WHAT IS ASKED: Print every entry exactly as written.

GIVEN DATA:
++++++++++++++++++++

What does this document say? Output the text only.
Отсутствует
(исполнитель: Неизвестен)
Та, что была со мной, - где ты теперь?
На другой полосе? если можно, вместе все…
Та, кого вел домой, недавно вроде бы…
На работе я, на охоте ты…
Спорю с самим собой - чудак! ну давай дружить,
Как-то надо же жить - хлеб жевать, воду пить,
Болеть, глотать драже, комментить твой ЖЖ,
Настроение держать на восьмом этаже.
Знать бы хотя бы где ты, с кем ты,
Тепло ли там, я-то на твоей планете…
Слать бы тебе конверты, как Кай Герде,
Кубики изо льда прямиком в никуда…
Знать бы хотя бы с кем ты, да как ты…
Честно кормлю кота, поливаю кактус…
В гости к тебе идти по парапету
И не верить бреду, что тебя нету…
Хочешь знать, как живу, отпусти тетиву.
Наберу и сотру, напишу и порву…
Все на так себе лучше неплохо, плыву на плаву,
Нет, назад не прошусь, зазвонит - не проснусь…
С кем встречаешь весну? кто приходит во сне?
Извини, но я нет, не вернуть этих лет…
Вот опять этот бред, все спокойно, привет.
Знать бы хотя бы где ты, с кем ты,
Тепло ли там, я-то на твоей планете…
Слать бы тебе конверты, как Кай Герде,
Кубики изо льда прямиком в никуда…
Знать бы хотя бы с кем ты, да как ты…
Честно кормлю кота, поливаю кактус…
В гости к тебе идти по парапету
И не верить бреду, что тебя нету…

++++++++++++++++++++

SOLUTION BELOW:
What does this document say? Output the text only.
Отсутствует
(исполнитель: Неизвестен)
Та, что была со мной, - где ты теперь?
На другой полосе? если можно, вместе все…
Та, кого вел домой, недавно вроде бы…
На работе я, на охоте ты…
Спорю с самим собой - чудак! ну давай дружить,
Как-то надо же жить - хлеб жевать, воду пить,
Болеть, глотать драже, комментить твой ЖЖ,
Настроение держать на восьмом этаже.
Знать бы хотя бы где ты, с кем ты,
Тепло ли там, я-то на твоей планете…
Слать бы тебе конверты, как Кай Герде,
Кубики изо льда прямиком в никуда…
Знать бы хотя бы с кем ты, да как ты…
Честно кормлю кота, поливаю кактус…
В гости к тебе идти по парапету
И не верить бреду, что тебя нету…
Хочешь знать, как живу, отпусти тетиву.
Наберу и сотру, напишу и порву…
Все на так себе лучше неплохо, плыву на плаву,
Нет, назад не прошусь, зазвонит - не проснусь…
С кем встречаешь весну? кто приходит во сне?
Извини, но я нет, не вернуть этих лет…
Вот опять этот бред, все спокойно, привет.
Знать бы хотя бы где ты, с кем ты,
Тепло ли там, я-то на твоей планете…
Слать бы тебе конверты, как Кай Герде,
Кубики изо льда прямиком в никуда…
Знать бы хотя бы с кем ты, да как ты…
Честно кормлю кота, поливаю кактус…
В гости к тебе идти по парапету
И не верить бреду, что тебя нету…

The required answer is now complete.